• [Problem to solve]:
Write out the lines between the one containing "row-code-section: 10 [538,326,597,339]" and the one containing "row-code-expense-type: 320 [742,404,786,417]", inclusive, keeping them identical.

(Element boundary records)
------

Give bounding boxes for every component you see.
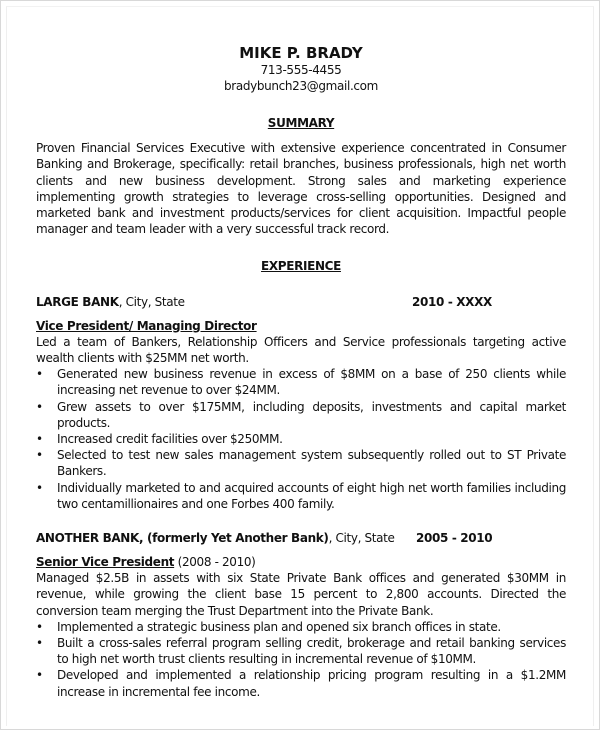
- company-location: , City, State: [118, 294, 185, 309]
- job-title: Senior Vice President: [36, 555, 175, 570]
- resume-document: [36, 44, 566, 700]
- experience-section: [36, 258, 566, 699]
- job-role-line: [36, 554, 566, 570]
- job-description: Managed $2.5B in assets with six State Private Bank offices and generated $30MM in revenue, while growing the client base 15 percent to 2,800 accounts. Directed the conversion team merging the Trust Department into the Private Bank.: [36, 571, 566, 618]
- achievement-text: Grew assets to over $175MM, including deposits, investments and capital market products.: [57, 399, 566, 430]
- email-address: bradybunch23@gmail.com: [224, 79, 378, 93]
- achievement-text: Developed and implemented a relationship pricing program resulting in a $1.2MM increase in incremental fee income.: [57, 668, 566, 699]
- bullet-icon: •: [36, 367, 43, 382]
- achievement-text: Individually marketed to and acquired accounts of eight high net worth families including two centamillionaires and one Forbes 400 family.: [57, 480, 566, 511]
- company-name: ANOTHER BANK, (formerly Yet Another Bank): [36, 531, 329, 546]
- job-role-dates: (2008 - 2010): [174, 555, 256, 570]
- job-header: [36, 530, 566, 546]
- job-achievements: [36, 619, 566, 700]
- job-header: [36, 294, 566, 310]
- achievement-item: [36, 667, 566, 699]
- job-dates: 2005 - 2010: [416, 531, 493, 546]
- achievement-text: Generated new business revenue in excess of $8MM on a base of 250 clients while increasing net revenue to over $24MM.: [57, 367, 566, 398]
- achievement-text: Implemented a strategic business plan and opened six branch offices in state.: [57, 619, 501, 634]
- candidate-name: MIKE P. BRADY: [239, 44, 363, 62]
- job-role-line: [36, 318, 566, 334]
- achievement-item: [36, 635, 566, 667]
- achievement-item: [36, 480, 566, 512]
- job-title: Vice President/ Managing Director: [36, 318, 257, 333]
- bullet-icon: •: [36, 432, 43, 447]
- summary-heading: SUMMARY: [267, 116, 335, 130]
- experience-heading: EXPERIENCE: [261, 259, 341, 274]
- achievement-item: [36, 366, 566, 398]
- achievement-item: [36, 399, 566, 431]
- job-dates: 2010 - XXXX: [412, 294, 492, 309]
- achievement-text: Selected to test new sales management system subsequently rolled out to ST Private Bankers.: [57, 448, 566, 479]
- achievement-item: [36, 619, 566, 635]
- bullet-icon: •: [36, 399, 43, 414]
- job-description: Led a team of Bankers, Relationship Officers and Service professionals targeting active wealth clients with $25MM net worth.: [36, 334, 566, 366]
- resume-header: [36, 44, 566, 94]
- summary-section: [36, 115, 566, 237]
- job-company-line: [36, 294, 185, 310]
- bullet-icon: •: [36, 668, 43, 683]
- job-entry: [36, 294, 566, 512]
- job-company-line: [36, 530, 395, 546]
- job-entry: [36, 530, 566, 700]
- bullet-icon: •: [36, 636, 43, 651]
- achievement-item: [36, 447, 566, 479]
- company-location: , City, State: [328, 531, 395, 546]
- achievement-text: Built a cross-sales referral program selling credit, brokerage and retail banking services to high net worth trust clients resulting in incremental revenue of $10MM.: [57, 636, 566, 667]
- bullet-icon: •: [36, 619, 43, 634]
- achievement-item: [36, 431, 566, 447]
- company-name: LARGE BANK: [36, 294, 119, 309]
- job-achievements: [36, 366, 566, 512]
- bullet-icon: •: [36, 480, 43, 495]
- summary-text: Proven Financial Services Executive with extensive experience concentrated in Consumer Banking and Brokerage, specifically: retail branches, business professionals, high net worth clients and new business development. Strong sales and marketing experience implementing growth strategies to leverage cross-selling opportunities. Designed and marketed bank and investment products/services for client acquisition. Impactful people manager and team leader with a very successful track record.: [36, 141, 566, 237]
- achievement-text: Increased credit facilities over $250MM.: [57, 432, 283, 447]
- phone-number: 713-555-4455: [260, 63, 342, 77]
- bullet-icon: •: [36, 448, 43, 463]
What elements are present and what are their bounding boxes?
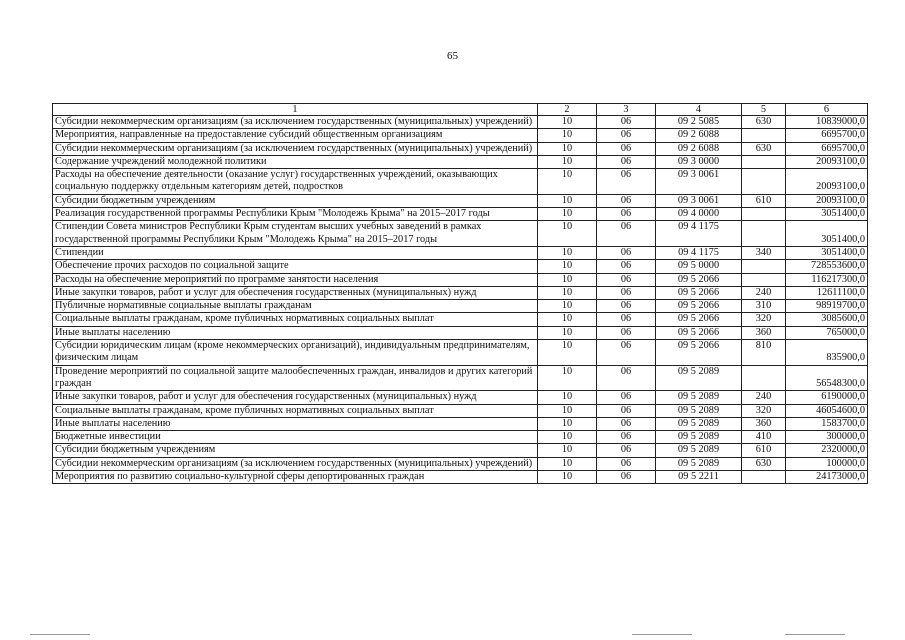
row-code-section: 10 [538,326,597,339]
row-code-section: 10 [538,457,597,470]
row-code-subsection: 06 [597,286,656,299]
row-code-target: 09 4 1175 [656,246,742,259]
row-amount: 1583700,0 [786,417,868,430]
row-code-target: 09 5 2089 [656,391,742,404]
row-code-subsection: 06 [597,246,656,259]
row-code-section: 10 [538,417,597,430]
table-row [53,208,868,221]
budget-table [52,103,868,484]
row-code-expense-type: 240 [742,286,786,299]
row-code-expense-type: 360 [742,417,786,430]
row-code-expense-type: 240 [742,391,786,404]
row-amount: 835900,0 [786,340,868,366]
row-code-target: 09 5 2066 [656,300,742,313]
row-amount: 6695700,0 [786,129,868,142]
row-code-section: 10 [538,129,597,142]
row-code-expense-type [742,260,786,273]
row-amount: 20093100,0 [786,169,868,195]
row-code-target: 09 5 2211 [656,471,742,484]
row-code-subsection: 06 [597,221,656,247]
row-code-subsection: 06 [597,431,656,444]
row-code-section: 10 [538,273,597,286]
row-code-subsection: 06 [597,300,656,313]
row-code-target: 09 5 2066 [656,313,742,326]
row-amount: 56548300,0 [786,365,868,391]
row-code-expense-type [742,221,786,247]
row-description: Стипендии [53,246,538,259]
row-code-subsection: 06 [597,404,656,417]
table-row [53,313,868,326]
table-row [53,221,868,247]
row-amount: 20093100,0 [786,194,868,207]
row-description: Обеспечение прочих расходов по социальной защите [53,260,538,273]
table-row [53,404,868,417]
row-code-target: 09 3 0061 [656,194,742,207]
row-code-section: 10 [538,340,597,366]
row-amount: 2320000,0 [786,444,868,457]
row-code-section: 10 [538,471,597,484]
row-code-expense-type [742,208,786,221]
table-row [53,194,868,207]
column-header: 3 [597,104,656,116]
table-row [53,142,868,155]
row-code-subsection: 06 [597,340,656,366]
row-code-section: 10 [538,300,597,313]
table-row [53,457,868,470]
row-description: Субсидии бюджетным учреждениям [53,444,538,457]
row-code-section: 10 [538,404,597,417]
row-code-subsection: 06 [597,326,656,339]
row-code-subsection: 06 [597,169,656,195]
table-row [53,300,868,313]
table-row [53,129,868,142]
row-amount: 46054600,0 [786,404,868,417]
row-code-expense-type: 320 [742,404,786,417]
row-description: Социальные выплаты гражданам, кроме публичных нормативных социальных выплат [53,313,538,326]
row-amount: 3051400,0 [786,246,868,259]
row-code-subsection: 06 [597,129,656,142]
column-header: 5 [742,104,786,116]
row-code-section: 10 [538,169,597,195]
row-code-target: 09 5 2089 [656,417,742,430]
table-row [53,169,868,195]
row-amount: 300000,0 [786,431,868,444]
row-code-subsection: 06 [597,155,656,168]
row-code-target: 09 2 6088 [656,129,742,142]
row-description: Содержание учреждений молодежной политики [53,155,538,168]
row-code-target: 09 5 2089 [656,457,742,470]
row-description: Иные выплаты населению [53,326,538,339]
row-amount: 6695700,0 [786,142,868,155]
row-code-section: 10 [538,391,597,404]
row-code-target: 09 2 6088 [656,142,742,155]
row-code-target: 09 5 2089 [656,404,742,417]
row-code-section: 10 [538,221,597,247]
row-code-expense-type: 340 [742,246,786,259]
row-code-expense-type: 360 [742,326,786,339]
row-code-subsection: 06 [597,260,656,273]
row-code-expense-type: 810 [742,340,786,366]
row-description: Проведение мероприятий по социальной защите малообеспеченных граждан, инвалидов и других категорий граждан [53,365,538,391]
row-code-target: 09 2 5085 [656,116,742,129]
row-description: Иные выплаты населению [53,417,538,430]
row-amount: 3051400,0 [786,208,868,221]
table-row [53,431,868,444]
table-row [53,246,868,259]
row-description: Субсидии некоммерческим организациям (за исключением государственных (муниципальных) учреждений) [53,457,538,470]
table-row [53,417,868,430]
row-description: Реализация государственной программы Республики Крым "Молодежь Крыма" на 2015–2017 годы [53,208,538,221]
row-description: Субсидии некоммерческим организациям (за исключением государственных (муниципальных) учреждений) [53,116,538,129]
row-code-section: 10 [538,155,597,168]
row-code-section: 10 [538,208,597,221]
row-code-expense-type [742,169,786,195]
row-amount: 98919700,0 [786,300,868,313]
row-code-subsection: 06 [597,142,656,155]
row-description: Публичные нормативные социальные выплаты гражданам [53,300,538,313]
table-row [53,471,868,484]
row-amount: 728553600,0 [786,260,868,273]
row-code-subsection: 06 [597,273,656,286]
row-code-section: 10 [538,142,597,155]
row-code-target: 09 5 2089 [656,431,742,444]
row-code-section: 10 [538,194,597,207]
table-row [53,326,868,339]
row-code-target: 09 4 0000 [656,208,742,221]
row-code-subsection: 06 [597,208,656,221]
row-amount: 24173000,0 [786,471,868,484]
row-code-expense-type [742,273,786,286]
table-row [53,116,868,129]
table-row [53,155,868,168]
row-description: Иные закупки товаров, работ и услуг для обеспечения государственных (муниципальных) нужд [53,286,538,299]
row-code-section: 10 [538,431,597,444]
row-description: Мероприятия по развитию социально-культурной сферы депортированных граждан [53,471,538,484]
row-description: Стипендии Совета министров Республики Крым студентам высших учебных заведений в рамках государственной программы Республики Крым "Молодежь Крыма" на 2015–2017 годы [53,221,538,247]
row-amount: 12611100,0 [786,286,868,299]
row-code-target: 09 5 2089 [656,444,742,457]
row-code-section: 10 [538,313,597,326]
row-code-subsection: 06 [597,471,656,484]
table-row [53,340,868,366]
row-code-subsection: 06 [597,116,656,129]
row-code-expense-type [742,471,786,484]
row-description: Социальные выплаты гражданам, кроме публичных нормативных социальных выплат [53,404,538,417]
row-code-target: 09 3 0000 [656,155,742,168]
row-code-target: 09 4 1175 [656,221,742,247]
row-description: Субсидии бюджетным учреждениям [53,194,538,207]
column-header: 4 [656,104,742,116]
row-code-subsection: 06 [597,313,656,326]
row-amount: 10839000,0 [786,116,868,129]
column-header: 2 [538,104,597,116]
row-code-expense-type [742,129,786,142]
row-description: Расходы на обеспечение мероприятий по программе занятости населения [53,273,538,286]
row-code-section: 10 [538,116,597,129]
row-description: Мероприятия, направленные на предоставление субсидий общественным организациям [53,129,538,142]
table-header-row [53,104,868,116]
row-code-section: 10 [538,365,597,391]
row-amount: 20093100,0 [786,155,868,168]
row-code-target: 09 5 2066 [656,340,742,366]
row-code-subsection: 06 [597,444,656,457]
row-code-target: 09 5 2066 [656,286,742,299]
row-code-subsection: 06 [597,457,656,470]
row-code-expense-type: 630 [742,142,786,155]
row-code-expense-type: 410 [742,431,786,444]
row-description: Субсидии некоммерческим организациям (за исключением государственных (муниципальных) учреждений) [53,142,538,155]
row-code-subsection: 06 [597,391,656,404]
table-row [53,444,868,457]
table-row [53,391,868,404]
row-code-expense-type: 630 [742,457,786,470]
row-code-subsection: 06 [597,194,656,207]
row-amount: 3085600,0 [786,313,868,326]
row-code-section: 10 [538,260,597,273]
row-description: Бюджетные инвестиции [53,431,538,444]
row-amount: 100000,0 [786,457,868,470]
row-code-expense-type: 610 [742,444,786,457]
table-row [53,365,868,391]
row-code-subsection: 06 [597,417,656,430]
table-row [53,286,868,299]
row-amount: 116217300,0 [786,273,868,286]
row-description: Субсидии юридическим лицам (кроме некоммерческих организаций), индивидуальным предпринимателям, физическим лицам [53,340,538,366]
row-code-target: 09 5 2066 [656,326,742,339]
row-description: Расходы на обеспечение деятельности (оказание услуг) государственных учреждений, оказывающих социальную поддержку отдельным категориям детей, подростков [53,169,538,195]
row-code-target: 09 5 2066 [656,273,742,286]
scan-artifact-lines [0,632,905,640]
row-code-target: 09 5 2089 [656,365,742,391]
row-code-expense-type [742,155,786,168]
row-code-expense-type: 610 [742,194,786,207]
row-code-target: 09 5 0000 [656,260,742,273]
row-description: Иные закупки товаров, работ и услуг для обеспечения государственных (муниципальных) нужд [53,391,538,404]
table-row [53,273,868,286]
row-code-section: 10 [538,444,597,457]
column-header: 1 [53,104,538,116]
row-code-expense-type: 320 [742,313,786,326]
row-code-section: 10 [538,246,597,259]
row-code-target: 09 3 0061 [656,169,742,195]
row-code-expense-type [742,365,786,391]
row-code-section: 10 [538,286,597,299]
row-amount: 765000,0 [786,326,868,339]
page-number: 65 [447,50,458,62]
row-code-subsection: 06 [597,365,656,391]
row-amount: 3051400,0 [786,221,868,247]
table-row [53,260,868,273]
row-code-expense-type: 630 [742,116,786,129]
column-header: 6 [786,104,868,116]
row-code-expense-type: 310 [742,300,786,313]
row-amount: 6190000,0 [786,391,868,404]
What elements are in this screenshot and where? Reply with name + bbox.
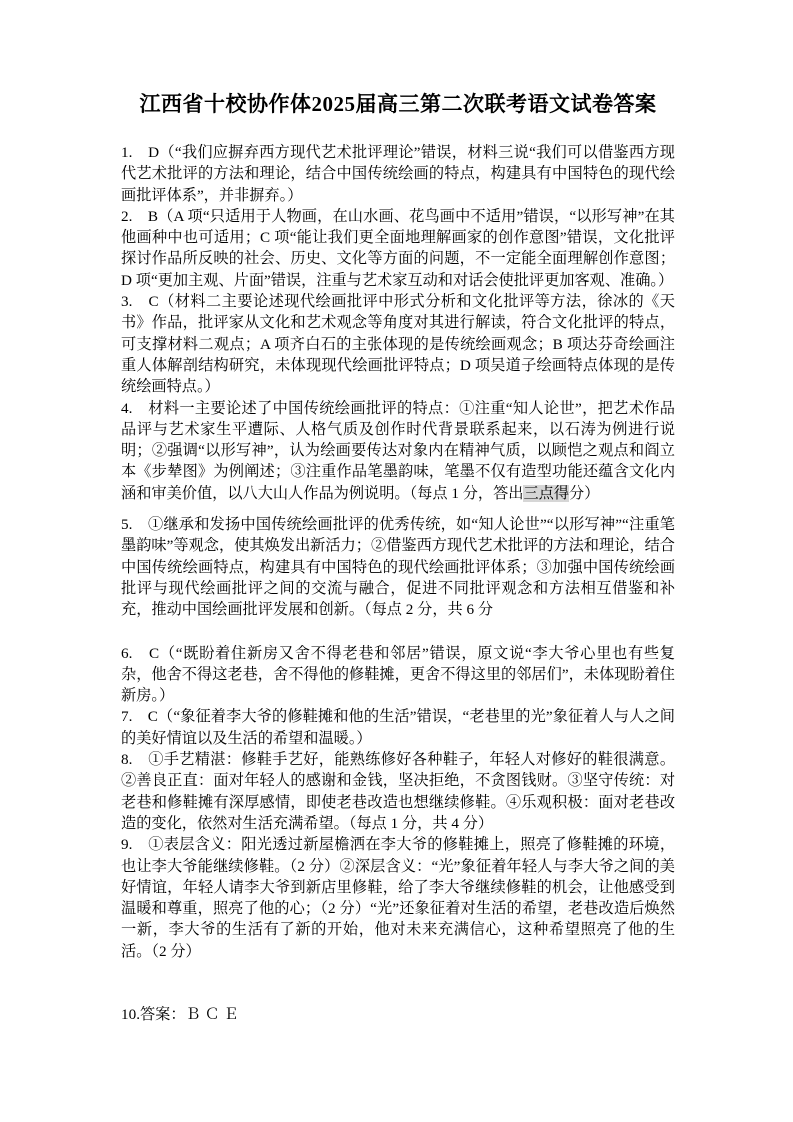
answer-item-5 (121, 514, 675, 620)
answer-text: 6. C（“既盼着住新房又舍不得老巷和邻居”错误，原文说“李大爷心里也有些复杂，他舍不得这老巷，舍不得他的修鞋摊，更舍不得这里的邻居们”，未体现盼着住新房。） (121, 644, 675, 705)
answer-text: 7. C（“象征着李大爷的修鞋摊和他的生活”错误，“老巷里的光”象征着人与人之间的美好情谊以及生活的希望和温暖。） (121, 708, 675, 747)
highlighted-text: 三点得 (523, 484, 570, 502)
answer-item-3 (121, 291, 675, 397)
answer-text: 分） (569, 484, 600, 502)
answer-item-4 (121, 398, 675, 504)
answer-text: 10.答案：Ｂ Ｃ Ｅ (121, 1005, 239, 1023)
answer-item-9 (121, 834, 675, 962)
document-body (121, 142, 675, 1025)
answer-item-7 (121, 706, 675, 749)
answer-item-8 (121, 749, 675, 834)
answer-text: 9. ①表层含义：阳光透过新屋檐洒在李大爷的修鞋摊上，照亮了修鞋摊的环境，也让李大爷能继续修鞋。（2 分）②深层含义：“光”象征着年轻人与李大爷之间的美好情谊，年轻人请李大爷到新店里修鞋，给了李大爷继续修鞋的机会，让他感受到温暖和尊重，照亮了他的心；（2 分）“光”还象征着对生活的希望，老巷改造后焕然一新，李大爷的生活有了新的开始，他对未来充满信心，这种希望照亮了他的生活。（2 分） (121, 836, 675, 960)
answer-item-2 (121, 206, 675, 291)
answer-text: 4. 材料一主要论述了中国传统绘画批评的特点：①注重“知人论世”，把艺术作品品评与艺术家生平遭际、人格气质及创作时代背景联系起来，以石涛为例进行说明；②强调“以形写神”，认为绘画要传达对象内在精神气质，以顾恺之观点和阎立本《步辇图》为例阐述；③注重作品笔墨韵味，笔墨不仅有造型功能还蕴含文化内涵和审美价值，以八大山人作品为例说明。（每点 1 分，答出 (121, 399, 675, 502)
answer-text: 2. B（A 项“只适用于人物画，在山水画、花鸟画中不适用”错误，“以形写神”在其他画种中也可适用；C 项“能让我们更全面地理解画家的创作意图”错误，文化批评探讨作品所反映的社会、历史、文化等方面的问题，不一定能全面理解创作意图；D 项“更加主观、片面”错误，注重与艺术家互动和对话会使批评更加客观、准确。） (121, 207, 675, 289)
answer-text: 3. C（材料二主要论述现代绘画批评中形式分析和文化批评等方法，徐冰的《天书》作品，批评家从文化和艺术观念等角度对其进行解读，符合文化批评的特点，可支撑材料二观点；A 项齐白石的主张体现的是传统绘画观念；B 项达芬奇绘画注重人体解剖结构研究，未体现现代绘画批评特点；D 项吴道子绘画特点体现的是传统绘画特点。） (121, 293, 675, 396)
answer-item-6 (121, 643, 675, 707)
answer-text: 5. ①继承和发扬中国传统绘画批评的优秀传统，如“知人论世”“以形写神”“注重笔墨韵味”等观念，使其焕发出新活力；②借鉴西方现代艺术批评的方法和理论，结合中国传统绘画特点，构建具有中国特色的现代绘画批评体系；③加强中国传统绘画批评与现代绘画批评之间的交流与融合，促进不同批评观念和方法相互借鉴和补充，推动中国绘画批评发展和创新。（每点 2 分，共 6 分 (121, 516, 675, 619)
answer-text: 1. D（“我们应摒弃西方现代艺术批评理论”错误，材料三说“我们可以借鉴西方现代艺术批评的方法和理论，结合中国传统绘画的特点，构建具有中国特色的现代绘画批评体系”，并非摒弃。） (121, 144, 675, 204)
answer-item-10 (121, 1004, 675, 1025)
answer-text: 8. ①手艺精湛：修鞋手艺好，能熟练修好各种鞋子，年轻人对修好的鞋很满意。②善良正直：面对年轻人的感谢和金钱，坚决拒绝，不贪图钱财。③坚守传统：对老巷和修鞋摊有深厚感情，即使老巷改造也想继续修鞋。④乐观积极：面对老巷改造的变化，依然对生活充满希望。（每点 1 分，共 4 分） (121, 751, 675, 832)
document-title: 江西省十校协作体2025届高三第二次联考语文试卷答案 (139, 92, 657, 116)
answer-item-1 (121, 142, 675, 206)
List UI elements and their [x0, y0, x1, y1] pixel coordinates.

------

• [Output for this task]:
row-code-section: 10 [538,326,597,339]
row-code-section: 10 [538,457,597,470]
row-code-subsection: 06 [597,286,656,299]
row-code-target: 09 4 1175 [656,246,742,259]
row-amount: 1583700,0 [786,417,868,430]
row-code-target: 09 5 2089 [656,391,742,404]
row-code-subsection: 06 [597,246,656,259]
row-code-section: 10 [538,417,597,430]
table-row [53,208,868,221]
budget-table [52,103,868,484]
row-code-expense-type: 240 [742,286,786,299]
row-code-expense-type: 360 [742,417,786,430]
row-code-expense-type: 240 [742,391,786,404]
row-amount: 835900,0 [786,340,868,366]
row-code-target: 09 5 2066 [656,300,742,313]
row-amount: 6695700,0 [786,129,868,142]
row-code-section: 10 [538,129,597,142]
row-code-expense-type [742,260,786,273]
row-amount: 20093100,0 [786,169,868,195]
row-code-target: 09 5 2211 [656,471,742,484]
row-code-subsection: 06 [597,221,656,247]
row-code-subsection: 06 [597,431,656,444]
row-code-section: 10 [538,273,597,286]
row-code-subsection: 06 [597,300,656,313]
row-code-target: 09 5 2066 [656,313,742,326]
row-amount: 56548300,0 [786,365,868,391]
row-code-expense-type [742,221,786,247]
row-description: Стипендии [53,246,538,259]
row-code-subsection: 06 [597,404,656,417]
table-row [53,313,868,326]
table-row [53,221,868,247]
row-amount: 20093100,0 [786,194,868,207]
row-description: Обеспечение прочих расходов по социальной защите [53,260,538,273]
table-row [53,404,868,417]
row-code-target: 09 3 0061 [656,194,742,207]
row-code-section: 10 [538,340,597,366]
row-amount: 2320000,0 [786,444,868,457]
row-code-section: 10 [538,471,597,484]
row-code-expense-type [742,208,786,221]
table-row [53,194,868,207]
column-header: 3 [597,104,656,116]
table-row [53,142,868,155]
row-code-subsection: 06 [597,340,656,366]
row-code-section: 10 [538,300,597,313]
table-row [53,457,868,470]
row-description: Субсидии бюджетным учреждениям [53,444,538,457]
row-code-section: 10 [538,404,597,417]
row-code-subsection: 06 [597,326,656,339]
row-code-subsection: 06 [597,169,656,195]
table-row [53,300,868,313]
table-row [53,129,868,142]
row-amount: 46054600,0 [786,404,868,417]
row-code-expense-type: 320 [742,404,786,417]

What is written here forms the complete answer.